How many lines below contain the word "spheres"? Reply solely with the number.

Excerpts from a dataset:
━━━━━━━━━━━━━━━━━━━━━━━━━━━━━━
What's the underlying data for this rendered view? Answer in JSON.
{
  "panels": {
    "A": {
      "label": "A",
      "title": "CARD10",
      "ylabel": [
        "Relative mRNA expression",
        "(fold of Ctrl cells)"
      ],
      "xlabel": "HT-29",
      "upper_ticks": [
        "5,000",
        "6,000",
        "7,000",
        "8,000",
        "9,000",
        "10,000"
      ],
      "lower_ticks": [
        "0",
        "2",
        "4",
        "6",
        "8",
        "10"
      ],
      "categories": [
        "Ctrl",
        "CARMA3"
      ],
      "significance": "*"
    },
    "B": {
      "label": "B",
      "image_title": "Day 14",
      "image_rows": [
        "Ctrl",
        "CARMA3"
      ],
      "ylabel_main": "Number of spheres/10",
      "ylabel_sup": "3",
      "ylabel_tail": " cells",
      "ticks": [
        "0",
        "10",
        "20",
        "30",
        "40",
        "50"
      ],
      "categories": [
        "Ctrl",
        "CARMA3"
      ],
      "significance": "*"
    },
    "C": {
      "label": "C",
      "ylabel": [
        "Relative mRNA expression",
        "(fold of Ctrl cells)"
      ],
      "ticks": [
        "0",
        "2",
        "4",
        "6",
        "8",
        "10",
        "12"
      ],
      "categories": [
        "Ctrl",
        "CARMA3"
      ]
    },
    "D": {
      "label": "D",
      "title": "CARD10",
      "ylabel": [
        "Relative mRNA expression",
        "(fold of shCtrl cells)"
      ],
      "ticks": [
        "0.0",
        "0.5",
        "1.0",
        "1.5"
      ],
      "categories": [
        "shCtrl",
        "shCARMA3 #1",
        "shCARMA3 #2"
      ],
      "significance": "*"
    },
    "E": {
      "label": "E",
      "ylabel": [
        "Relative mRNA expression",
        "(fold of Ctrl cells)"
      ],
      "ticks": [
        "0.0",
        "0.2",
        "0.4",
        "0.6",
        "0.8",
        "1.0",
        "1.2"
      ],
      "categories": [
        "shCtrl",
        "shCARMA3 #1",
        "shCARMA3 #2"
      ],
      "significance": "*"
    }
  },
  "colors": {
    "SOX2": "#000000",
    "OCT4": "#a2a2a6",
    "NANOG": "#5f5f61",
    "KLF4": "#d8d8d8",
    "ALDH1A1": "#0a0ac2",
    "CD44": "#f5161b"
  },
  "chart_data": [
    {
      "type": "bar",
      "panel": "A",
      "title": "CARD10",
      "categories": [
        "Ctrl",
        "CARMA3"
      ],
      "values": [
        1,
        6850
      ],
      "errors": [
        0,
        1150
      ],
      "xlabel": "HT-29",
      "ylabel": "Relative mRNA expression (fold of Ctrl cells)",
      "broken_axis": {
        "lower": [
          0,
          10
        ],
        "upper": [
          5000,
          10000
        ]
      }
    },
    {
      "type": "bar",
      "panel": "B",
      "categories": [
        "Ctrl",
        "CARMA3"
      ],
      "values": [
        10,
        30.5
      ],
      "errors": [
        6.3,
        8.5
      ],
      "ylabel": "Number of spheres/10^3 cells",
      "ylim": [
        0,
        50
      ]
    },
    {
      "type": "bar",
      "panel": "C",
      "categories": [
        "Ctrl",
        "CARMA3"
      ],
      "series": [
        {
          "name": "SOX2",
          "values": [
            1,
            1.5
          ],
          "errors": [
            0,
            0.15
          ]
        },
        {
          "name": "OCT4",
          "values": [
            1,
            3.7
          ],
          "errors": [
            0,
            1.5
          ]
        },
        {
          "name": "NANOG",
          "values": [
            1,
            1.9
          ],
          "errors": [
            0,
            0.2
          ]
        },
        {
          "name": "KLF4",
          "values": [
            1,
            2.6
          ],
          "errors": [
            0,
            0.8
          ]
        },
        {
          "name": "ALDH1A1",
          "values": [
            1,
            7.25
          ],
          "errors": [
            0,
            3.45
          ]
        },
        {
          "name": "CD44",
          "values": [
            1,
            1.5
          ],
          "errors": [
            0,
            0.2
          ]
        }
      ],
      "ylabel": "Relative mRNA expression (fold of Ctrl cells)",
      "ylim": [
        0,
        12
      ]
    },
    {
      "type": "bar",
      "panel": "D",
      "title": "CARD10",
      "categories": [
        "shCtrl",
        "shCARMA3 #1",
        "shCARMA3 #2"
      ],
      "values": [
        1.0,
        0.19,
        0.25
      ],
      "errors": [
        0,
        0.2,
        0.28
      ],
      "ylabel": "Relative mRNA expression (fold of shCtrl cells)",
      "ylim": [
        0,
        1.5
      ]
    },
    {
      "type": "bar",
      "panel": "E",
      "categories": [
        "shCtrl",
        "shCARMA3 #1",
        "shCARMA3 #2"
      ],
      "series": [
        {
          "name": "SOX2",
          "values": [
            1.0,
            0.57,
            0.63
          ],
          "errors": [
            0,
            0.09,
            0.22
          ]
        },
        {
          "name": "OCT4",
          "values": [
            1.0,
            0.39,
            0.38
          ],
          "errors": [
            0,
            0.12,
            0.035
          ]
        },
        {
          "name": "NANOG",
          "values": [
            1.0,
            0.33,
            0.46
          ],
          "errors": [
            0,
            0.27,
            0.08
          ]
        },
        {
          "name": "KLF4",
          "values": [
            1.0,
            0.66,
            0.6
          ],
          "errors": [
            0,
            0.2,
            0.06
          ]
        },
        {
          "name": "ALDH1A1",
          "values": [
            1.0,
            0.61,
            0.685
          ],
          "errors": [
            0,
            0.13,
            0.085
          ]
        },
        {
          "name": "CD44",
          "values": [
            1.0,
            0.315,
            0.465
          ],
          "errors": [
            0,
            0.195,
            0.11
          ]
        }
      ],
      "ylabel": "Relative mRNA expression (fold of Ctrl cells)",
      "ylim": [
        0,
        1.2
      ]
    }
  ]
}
━━━━━━━━━━━━━━━━━━━━━━━━━━━━━━
• YOUR SOLUTION
2